Copy out each line of the material below that holds the string "Heliocentric".
□ □ □ □
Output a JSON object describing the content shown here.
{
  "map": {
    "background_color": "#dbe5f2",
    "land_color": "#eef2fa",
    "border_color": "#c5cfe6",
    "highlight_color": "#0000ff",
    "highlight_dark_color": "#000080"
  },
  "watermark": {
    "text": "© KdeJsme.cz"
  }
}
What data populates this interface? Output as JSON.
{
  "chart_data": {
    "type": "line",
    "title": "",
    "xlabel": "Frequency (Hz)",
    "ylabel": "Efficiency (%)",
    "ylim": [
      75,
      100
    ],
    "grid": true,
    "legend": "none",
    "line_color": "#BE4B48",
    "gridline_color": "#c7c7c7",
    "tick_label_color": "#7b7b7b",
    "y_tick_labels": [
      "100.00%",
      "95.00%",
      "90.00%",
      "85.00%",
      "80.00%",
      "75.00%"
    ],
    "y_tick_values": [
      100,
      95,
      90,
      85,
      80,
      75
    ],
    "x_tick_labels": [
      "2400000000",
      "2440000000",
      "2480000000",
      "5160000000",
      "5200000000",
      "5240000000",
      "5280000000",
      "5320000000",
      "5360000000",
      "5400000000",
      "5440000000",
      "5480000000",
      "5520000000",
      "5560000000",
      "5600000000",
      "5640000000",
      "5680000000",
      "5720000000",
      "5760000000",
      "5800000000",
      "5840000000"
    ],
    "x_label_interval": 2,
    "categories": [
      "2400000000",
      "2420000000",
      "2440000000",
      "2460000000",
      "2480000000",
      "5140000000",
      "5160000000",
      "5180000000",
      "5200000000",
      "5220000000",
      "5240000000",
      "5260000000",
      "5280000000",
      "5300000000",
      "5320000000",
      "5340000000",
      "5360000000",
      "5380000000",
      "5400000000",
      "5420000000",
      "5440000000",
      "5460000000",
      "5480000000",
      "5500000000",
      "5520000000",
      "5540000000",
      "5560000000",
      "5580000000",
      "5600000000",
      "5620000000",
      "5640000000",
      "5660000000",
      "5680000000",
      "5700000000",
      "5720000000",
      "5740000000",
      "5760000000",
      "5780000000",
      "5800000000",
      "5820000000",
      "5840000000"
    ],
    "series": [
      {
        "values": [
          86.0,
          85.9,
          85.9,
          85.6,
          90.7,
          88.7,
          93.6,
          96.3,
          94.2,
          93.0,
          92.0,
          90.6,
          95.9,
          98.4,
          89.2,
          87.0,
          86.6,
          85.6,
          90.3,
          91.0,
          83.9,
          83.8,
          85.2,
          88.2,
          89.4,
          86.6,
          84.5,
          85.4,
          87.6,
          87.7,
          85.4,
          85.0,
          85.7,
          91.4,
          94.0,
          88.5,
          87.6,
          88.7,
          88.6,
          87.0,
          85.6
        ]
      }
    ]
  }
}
□ □ □ □
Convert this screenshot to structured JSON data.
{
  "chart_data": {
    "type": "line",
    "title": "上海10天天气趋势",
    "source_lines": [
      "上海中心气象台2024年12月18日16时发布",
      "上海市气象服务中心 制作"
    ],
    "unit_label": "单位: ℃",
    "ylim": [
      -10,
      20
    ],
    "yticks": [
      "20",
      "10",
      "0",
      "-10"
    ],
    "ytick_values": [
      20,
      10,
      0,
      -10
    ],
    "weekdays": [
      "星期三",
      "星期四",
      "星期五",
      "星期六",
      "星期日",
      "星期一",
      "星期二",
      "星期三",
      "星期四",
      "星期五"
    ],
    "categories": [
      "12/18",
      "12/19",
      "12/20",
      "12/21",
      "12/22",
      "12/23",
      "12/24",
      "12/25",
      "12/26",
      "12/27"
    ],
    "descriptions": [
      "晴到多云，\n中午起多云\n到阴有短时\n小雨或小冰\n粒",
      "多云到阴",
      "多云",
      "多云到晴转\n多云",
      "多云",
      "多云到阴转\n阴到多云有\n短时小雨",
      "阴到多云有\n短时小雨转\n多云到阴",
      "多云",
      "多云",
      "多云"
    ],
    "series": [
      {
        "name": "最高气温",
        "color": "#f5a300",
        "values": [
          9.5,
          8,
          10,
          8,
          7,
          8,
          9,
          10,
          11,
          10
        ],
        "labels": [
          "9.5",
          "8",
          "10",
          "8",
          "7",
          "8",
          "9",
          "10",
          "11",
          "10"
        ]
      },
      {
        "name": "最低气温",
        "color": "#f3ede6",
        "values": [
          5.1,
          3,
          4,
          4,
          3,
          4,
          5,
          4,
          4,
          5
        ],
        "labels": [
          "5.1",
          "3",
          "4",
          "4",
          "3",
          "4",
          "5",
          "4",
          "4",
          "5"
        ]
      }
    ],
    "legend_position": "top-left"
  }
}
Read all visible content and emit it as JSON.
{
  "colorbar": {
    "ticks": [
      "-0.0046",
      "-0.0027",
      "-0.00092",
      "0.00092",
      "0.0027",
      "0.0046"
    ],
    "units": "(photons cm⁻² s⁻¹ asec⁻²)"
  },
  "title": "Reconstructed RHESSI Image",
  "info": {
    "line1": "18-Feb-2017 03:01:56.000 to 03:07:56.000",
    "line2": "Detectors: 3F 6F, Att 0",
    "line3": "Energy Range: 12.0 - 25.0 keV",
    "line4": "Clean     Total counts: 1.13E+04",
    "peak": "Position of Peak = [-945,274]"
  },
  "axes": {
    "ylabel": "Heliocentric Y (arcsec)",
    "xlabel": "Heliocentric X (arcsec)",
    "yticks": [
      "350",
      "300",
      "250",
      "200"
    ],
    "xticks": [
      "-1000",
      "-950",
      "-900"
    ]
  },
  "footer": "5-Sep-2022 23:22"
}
□ □ □ □
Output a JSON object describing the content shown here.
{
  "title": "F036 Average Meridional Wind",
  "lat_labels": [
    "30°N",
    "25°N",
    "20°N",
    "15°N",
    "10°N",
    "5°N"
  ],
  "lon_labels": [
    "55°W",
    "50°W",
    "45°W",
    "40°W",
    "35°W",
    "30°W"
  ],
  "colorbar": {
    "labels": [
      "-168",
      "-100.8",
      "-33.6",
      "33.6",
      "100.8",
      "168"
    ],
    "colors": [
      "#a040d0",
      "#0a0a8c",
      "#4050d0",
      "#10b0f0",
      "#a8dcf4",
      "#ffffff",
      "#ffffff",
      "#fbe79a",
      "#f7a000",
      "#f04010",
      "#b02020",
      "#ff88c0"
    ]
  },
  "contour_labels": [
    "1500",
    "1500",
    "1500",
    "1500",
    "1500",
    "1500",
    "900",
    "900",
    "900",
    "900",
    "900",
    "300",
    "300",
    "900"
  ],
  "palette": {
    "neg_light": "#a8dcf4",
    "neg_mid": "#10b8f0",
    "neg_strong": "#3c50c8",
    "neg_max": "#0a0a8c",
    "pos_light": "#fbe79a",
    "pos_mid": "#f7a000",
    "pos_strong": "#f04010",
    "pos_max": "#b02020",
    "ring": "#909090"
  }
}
□ □ □ □
— Full solution —
    "ylabel": "Heliocentric Y (arcsec)",
    "xlabel": "Heliocentric X (arcsec)",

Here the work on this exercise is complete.